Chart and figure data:
::::::::::
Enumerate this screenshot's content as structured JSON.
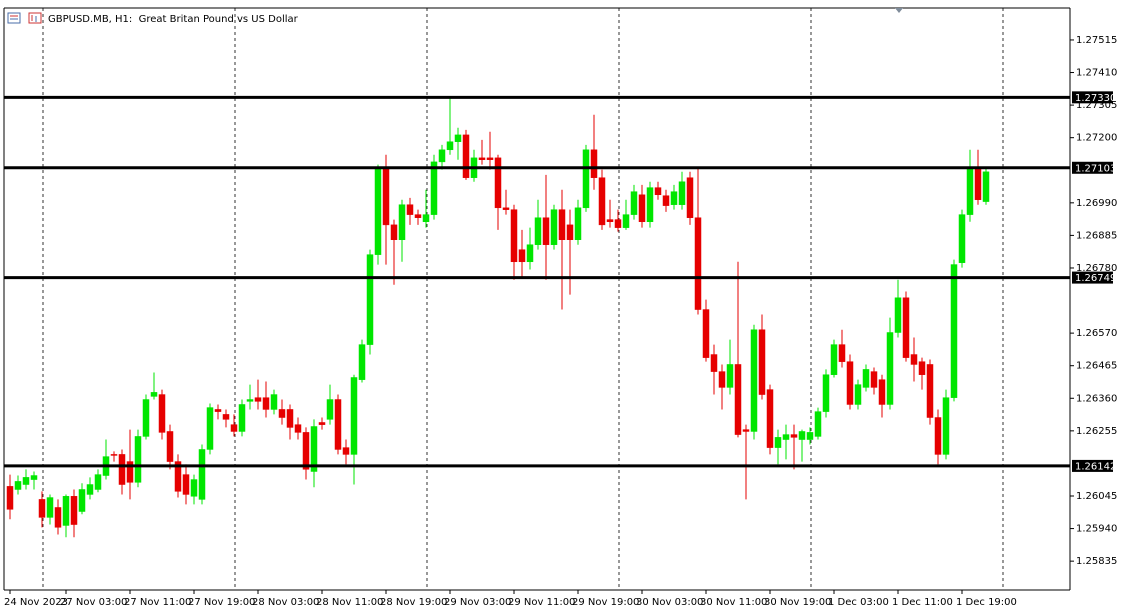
{
  "chart_data": {
    "type": "candlestick",
    "title": "GBPUSD.MB, H1:  Great Britan Pound vs US Dollar",
    "categories": [
      "24 Nov 2023",
      null,
      null,
      null,
      null,
      null,
      null,
      "27 Nov 03:00",
      null,
      null,
      null,
      null,
      null,
      null,
      null,
      "27 Nov 11:00",
      null,
      null,
      null,
      null,
      null,
      null,
      null,
      "27 Nov 19:00",
      null,
      null,
      null,
      null,
      null,
      null,
      null,
      "28 Nov 03:00",
      null,
      null,
      null,
      null,
      null,
      null,
      null,
      "28 Nov 11:00",
      null,
      null,
      null,
      null,
      null,
      null,
      null,
      "28 Nov 19:00",
      null,
      null,
      null,
      null,
      null,
      null,
      null,
      "29 Nov 03:00",
      null,
      null,
      null,
      null,
      null,
      null,
      null,
      "29 Nov 11:00",
      null,
      null,
      null,
      null,
      null,
      null,
      null,
      "29 Nov 19:00",
      null,
      null,
      null,
      null,
      null,
      null,
      null,
      "30 Nov 03:00",
      null,
      null,
      null,
      null,
      null,
      null,
      null,
      "30 Nov 11:00",
      null,
      null,
      null,
      null,
      null,
      null,
      null,
      "30 Nov 19:00",
      null,
      null,
      null,
      null,
      null,
      null,
      null,
      "1 Dec 03:00",
      null,
      null,
      null,
      null,
      null,
      null,
      null,
      "1 Dec 11:00",
      null,
      null,
      null,
      null,
      null,
      null,
      null,
      "1 Dec 19:00",
      null,
      null,
      null
    ],
    "open": [
      1.26076,
      1.26066,
      1.26082,
      1.26098,
      1.26034,
      1.25976,
      1.26008,
      1.2595,
      1.26044,
      1.25995,
      1.2605,
      1.26066,
      1.26111,
      1.26179,
      1.26179,
      1.26156,
      1.26089,
      1.26237,
      1.26366,
      1.26372,
      1.26253,
      1.26156,
      1.26114,
      1.26044,
      1.26034,
      1.26195,
      1.26324,
      1.26308,
      1.26275,
      1.26253,
      1.2635,
      1.26362,
      1.26362,
      1.26324,
      1.26324,
      1.26324,
      1.26275,
      1.2625,
      1.26124,
      1.26282,
      1.26292,
      1.26356,
      1.26201,
      1.26179,
      1.2642,
      1.26533,
      1.26823,
      1.27103,
      1.26919,
      1.26871,
      1.26984,
      1.26952,
      1.26929,
      1.26952,
      1.27122,
      1.27161,
      1.27187,
      1.27209,
      1.27071,
      1.27135,
      1.27135,
      1.27135,
      1.26974,
      1.26968,
      1.26839,
      1.268,
      1.26855,
      1.26942,
      1.26855,
      1.26968,
      1.26919,
      1.26871,
      1.26974,
      1.27161,
      1.27071,
      1.26936,
      1.26936,
      1.2691,
      1.26952,
      1.27016,
      1.26929,
      1.27039,
      1.27013,
      1.26984,
      1.26984,
      1.27071,
      1.26942,
      1.26646,
      1.26501,
      1.26446,
      1.26395,
      1.26469,
      1.26259,
      1.26253,
      1.26581,
      1.26388,
      1.26201,
      1.26227,
      1.26243,
      1.26227,
      1.26227,
      1.26237,
      1.26317,
      1.26436,
      1.26533,
      1.26478,
      1.2634,
      1.26395,
      1.26446,
      1.2642,
      1.2634,
      1.26572,
      1.26684,
      1.26501,
      1.26478,
      1.26469,
      1.26298,
      1.26179,
      1.26362,
      1.26797,
      1.26952,
      1.27103,
      1.26994
    ],
    "high": [
      1.26114,
      1.26111,
      1.26131,
      1.26124,
      1.2606,
      1.2605,
      1.26034,
      1.2605,
      1.26066,
      1.26086,
      1.26105,
      1.26131,
      1.26227,
      1.26189,
      1.26195,
      1.26259,
      1.26259,
      1.26372,
      1.26443,
      1.26388,
      1.26275,
      1.26179,
      1.26147,
      1.26114,
      1.26211,
      1.26343,
      1.2634,
      1.26324,
      1.26308,
      1.26356,
      1.26404,
      1.2642,
      1.26414,
      1.26388,
      1.26356,
      1.2634,
      1.26298,
      1.26266,
      1.26292,
      1.26298,
      1.26404,
      1.26372,
      1.26227,
      1.26436,
      1.26549,
      1.26839,
      1.27113,
      1.27145,
      1.26936,
      1.27,
      1.27006,
      1.26968,
      1.27032,
      1.27145,
      1.27177,
      1.27328,
      1.27232,
      1.27225,
      1.27161,
      1.27193,
      1.27219,
      1.27145,
      1.27032,
      1.26984,
      1.26903,
      1.2691,
      1.27,
      1.2708,
      1.26984,
      1.27032,
      1.26968,
      1.27,
      1.27177,
      1.27274,
      1.27097,
      1.27,
      1.26968,
      1.27,
      1.27048,
      1.27048,
      1.27058,
      1.27058,
      1.27032,
      1.27048,
      1.2709,
      1.2709,
      1.27103,
      1.26678,
      1.26533,
      1.26469,
      1.26549,
      1.268,
      1.26275,
      1.26597,
      1.2663,
      1.26404,
      1.26259,
      1.26275,
      1.26275,
      1.26259,
      1.26266,
      1.2633,
      1.26453,
      1.26549,
      1.26581,
      1.26501,
      1.2642,
      1.26469,
      1.26459,
      1.26436,
      1.2662,
      1.26742,
      1.26704,
      1.26556,
      1.26491,
      1.26485,
      1.26324,
      1.26388,
      1.26807,
      1.26968,
      1.27161,
      1.27161,
      1.27103
    ],
    "low": [
      1.2597,
      1.2605,
      1.26066,
      1.26066,
      1.25944,
      1.25953,
      1.25921,
      1.25912,
      1.25912,
      1.25986,
      1.26034,
      1.26057,
      1.26098,
      1.26156,
      1.2605,
      1.26034,
      1.26073,
      1.26227,
      1.26356,
      1.26227,
      1.26131,
      1.2604,
      1.26018,
      1.26018,
      1.26018,
      1.26179,
      1.26292,
      1.26266,
      1.26237,
      1.26237,
      1.26324,
      1.26324,
      1.26298,
      1.26308,
      1.26275,
      1.26227,
      1.26227,
      1.26098,
      1.26073,
      1.26259,
      1.26275,
      1.26179,
      1.26147,
      1.26082,
      1.26411,
      1.26501,
      1.26791,
      1.26791,
      1.26726,
      1.268,
      1.26919,
      1.26919,
      1.2691,
      1.26936,
      1.27097,
      1.27145,
      1.27129,
      1.27064,
      1.27058,
      1.27113,
      1.27097,
      1.26903,
      1.26952,
      1.26742,
      1.26749,
      1.26775,
      1.26839,
      1.26742,
      1.26839,
      1.26646,
      1.26694,
      1.26855,
      1.26961,
      1.27032,
      1.26903,
      1.2691,
      1.26897,
      1.26903,
      1.26936,
      1.2691,
      1.2691,
      1.27,
      1.26961,
      1.26968,
      1.26968,
      1.26919,
      1.2663,
      1.26478,
      1.26372,
      1.26324,
      1.26372,
      1.26234,
      1.26034,
      1.26227,
      1.26356,
      1.26179,
      1.26147,
      1.26163,
      1.26131,
      1.26156,
      1.26211,
      1.26227,
      1.26298,
      1.26427,
      1.26459,
      1.26324,
      1.26324,
      1.26382,
      1.26372,
      1.26298,
      1.26324,
      1.26556,
      1.26478,
      1.26414,
      1.26388,
      1.26275,
      1.26147,
      1.26163,
      1.2635,
      1.26781,
      1.26929,
      1.26984,
      1.26984
    ],
    "close": [
      1.26002,
      1.26092,
      1.26105,
      1.26111,
      1.25976,
      1.2604,
      1.25944,
      1.26044,
      1.25953,
      1.26066,
      1.26082,
      1.26114,
      1.26172,
      1.26176,
      1.26082,
      1.26089,
      1.26237,
      1.26356,
      1.26379,
      1.2625,
      1.26156,
      1.2606,
      1.2605,
      1.26098,
      1.26195,
      1.2633,
      1.26317,
      1.26292,
      1.26253,
      1.2634,
      1.26356,
      1.2635,
      1.26324,
      1.26372,
      1.26298,
      1.26266,
      1.2625,
      1.26131,
      1.26269,
      1.26275,
      1.26356,
      1.26195,
      1.26179,
      1.26427,
      1.26533,
      1.26823,
      1.27103,
      1.26919,
      1.26871,
      1.26984,
      1.26952,
      1.26942,
      1.26952,
      1.27122,
      1.27161,
      1.27187,
      1.27209,
      1.27071,
      1.27135,
      1.27129,
      1.27129,
      1.26974,
      1.26968,
      1.268,
      1.268,
      1.26855,
      1.26942,
      1.26855,
      1.26968,
      1.26871,
      1.26871,
      1.26974,
      1.27161,
      1.27071,
      1.26919,
      1.26929,
      1.2691,
      1.26952,
      1.27026,
      1.26929,
      1.27039,
      1.27016,
      1.26981,
      1.27026,
      1.27058,
      1.26942,
      1.26646,
      1.26491,
      1.26446,
      1.26395,
      1.26469,
      1.26243,
      1.26253,
      1.26581,
      1.26372,
      1.26201,
      1.26234,
      1.26243,
      1.26234,
      1.26253,
      1.2625,
      1.26317,
      1.26436,
      1.26533,
      1.26478,
      1.2634,
      1.26404,
      1.26453,
      1.26395,
      1.2634,
      1.26572,
      1.26684,
      1.26491,
      1.26469,
      1.26436,
      1.26298,
      1.26179,
      1.26362,
      1.26791,
      1.26952,
      1.27103,
      1.27,
      1.2709
    ],
    "up_color": "#00e600",
    "down_color": "#e60000",
    "grid": true,
    "ylim": [
      1.25742,
      1.27618
    ],
    "yticks": [
      1.27515,
      {
        "value": 1.2741,
        "label": "1.27410"
      },
      1.27305,
      {
        "value": 1.272,
        "label": "1.27200"
      },
      {
        "value": 1.2699,
        "label": "1.26990"
      },
      1.26885,
      {
        "value": 1.2678,
        "label": "1.26780"
      },
      {
        "value": 1.2657,
        "label": "1.26570"
      },
      1.26465,
      {
        "value": 1.2636,
        "label": "1.26360"
      },
      1.26255,
      1.26045,
      {
        "value": 1.2594,
        "label": "1.25940"
      },
      1.25835
    ],
    "levels": [
      {
        "value": 1.2733,
        "label": "1.27330"
      },
      1.27103,
      1.26749,
      1.26142
    ]
  }
}
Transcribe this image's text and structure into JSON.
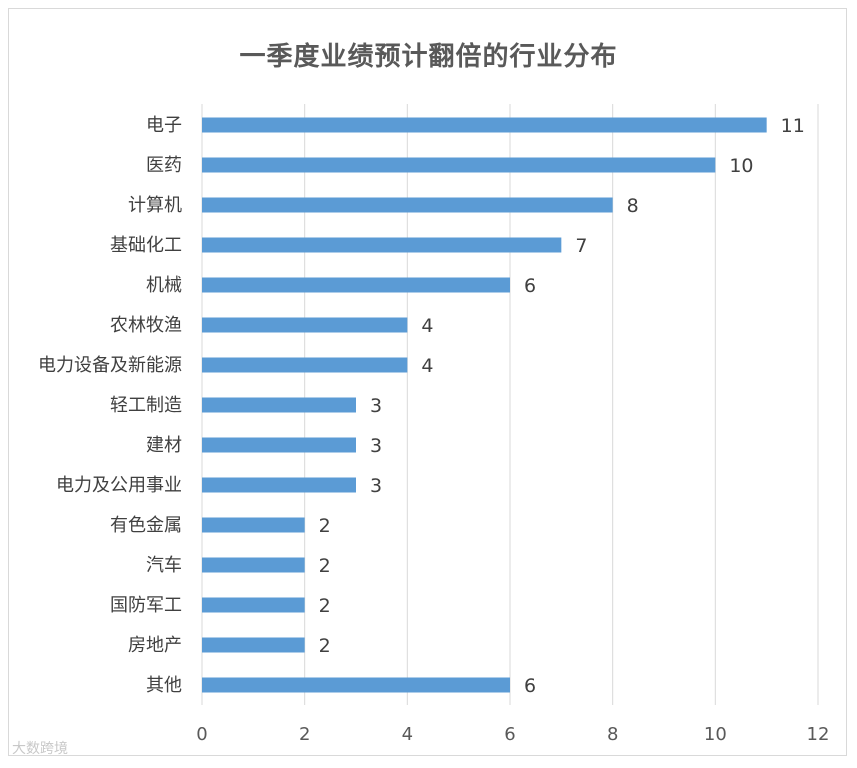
{
  "chart_data": {
    "type": "bar",
    "orientation": "horizontal",
    "title": "一季度业绩预计翻倍的行业分布",
    "categories": [
      "电子",
      "医药",
      "计算机",
      "基础化工",
      "机械",
      "农林牧渔",
      "电力设备及新能源",
      "轻工制造",
      "建材",
      "电力及公用事业",
      "有色金属",
      "汽车",
      "国防军工",
      "房地产",
      "其他"
    ],
    "values": [
      11,
      10,
      8,
      7,
      6,
      4,
      4,
      3,
      3,
      3,
      2,
      2,
      2,
      2,
      6
    ],
    "xlim": [
      0,
      12
    ],
    "xticks": [
      0,
      2,
      4,
      6,
      8,
      10,
      12
    ],
    "grid": "vertical",
    "legend": "none",
    "bar_color": "#5b9bd5"
  },
  "watermark": "大数跨境"
}
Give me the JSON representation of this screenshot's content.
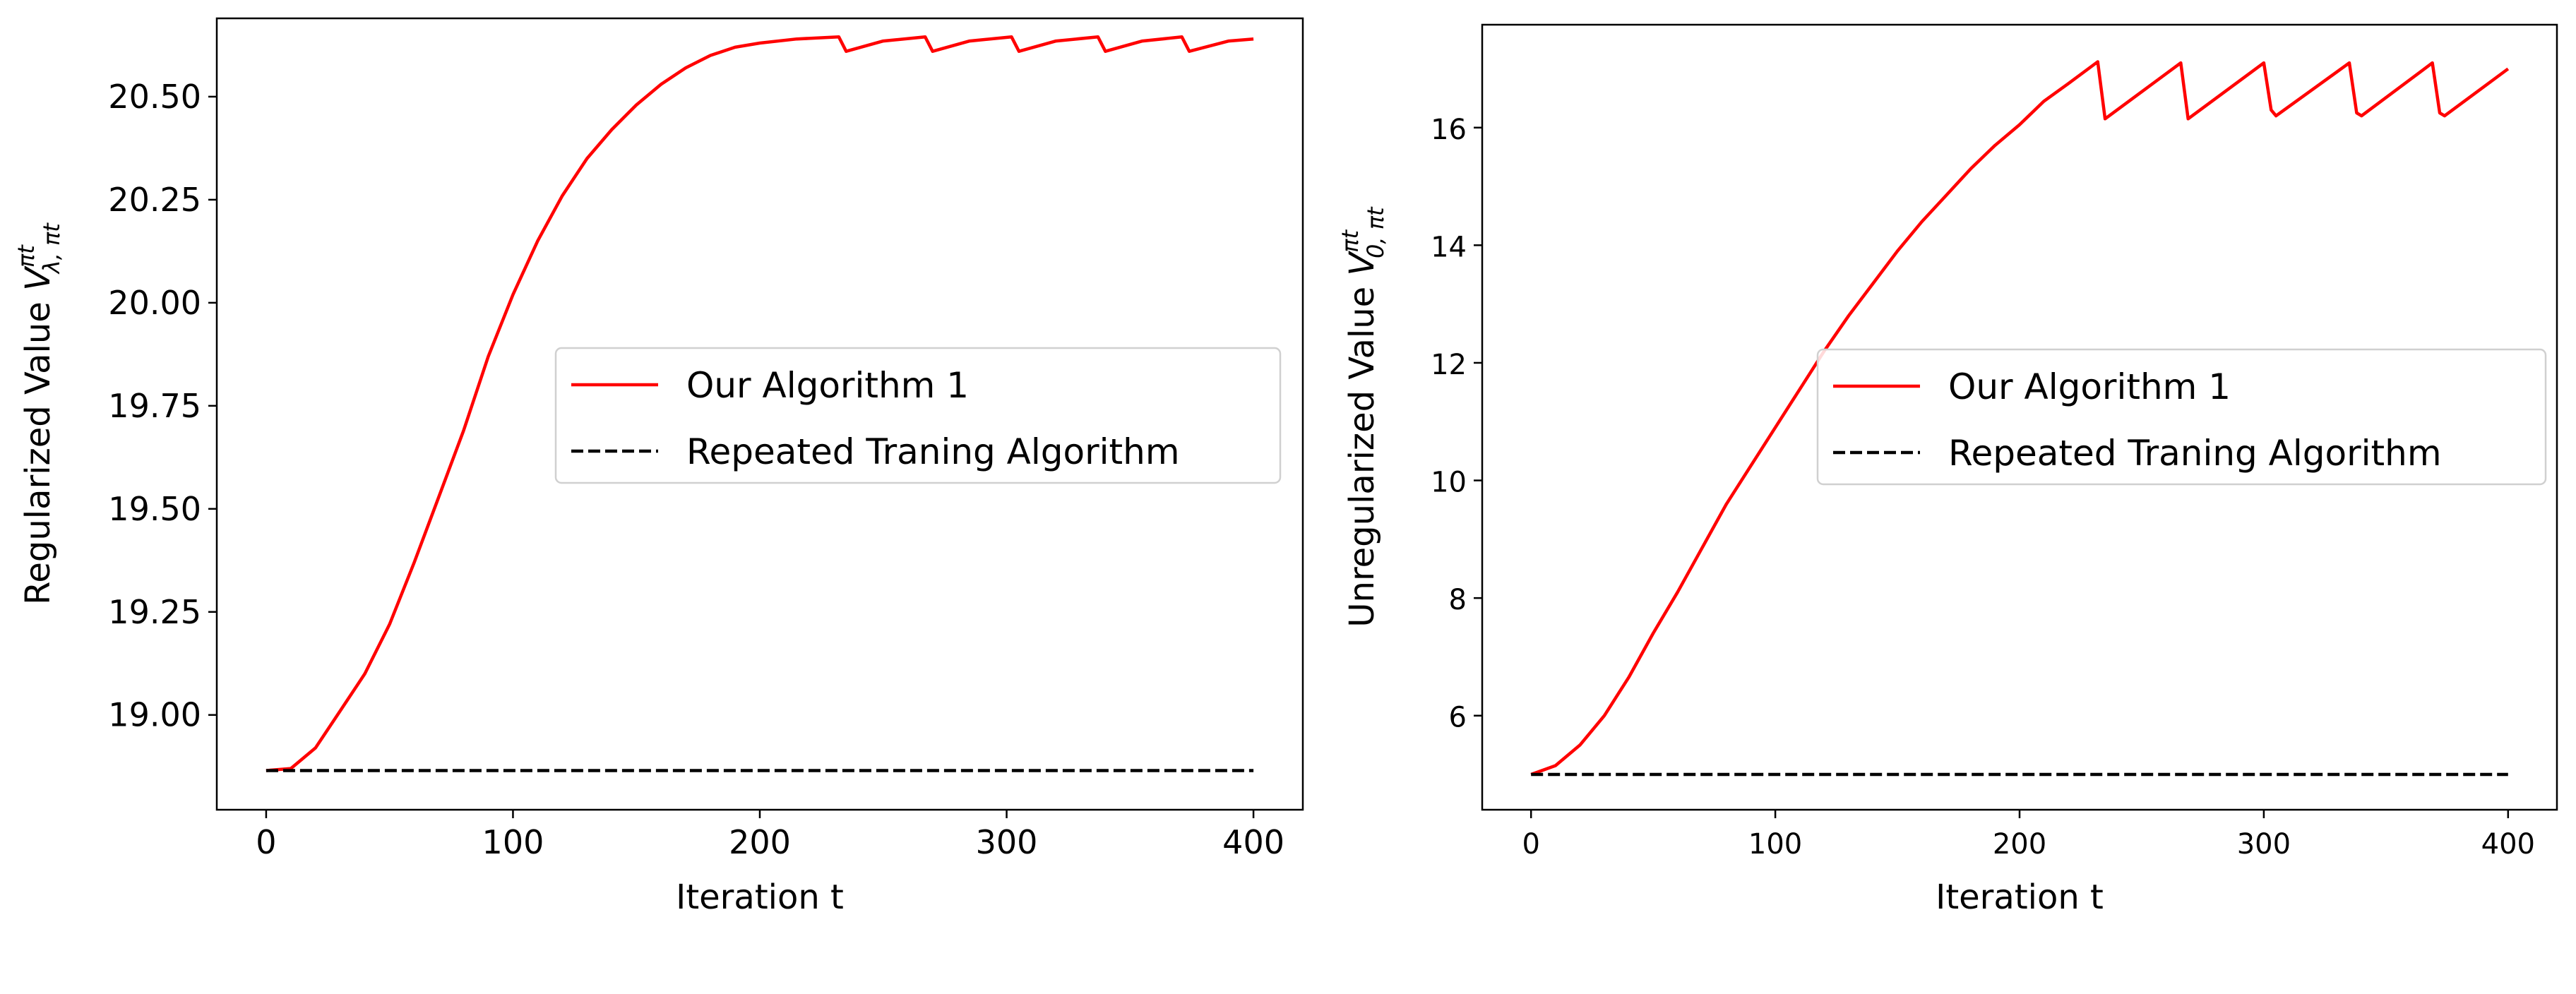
::::::::::
* [Task objective] Copy each line of the listing that contains the string "title".

* [Reply]
    "title": "GBPUSD.MB, H1:  Great Britan Pound vs US Dollar",
    "title": "一季度业绩预计翻倍的行业分布",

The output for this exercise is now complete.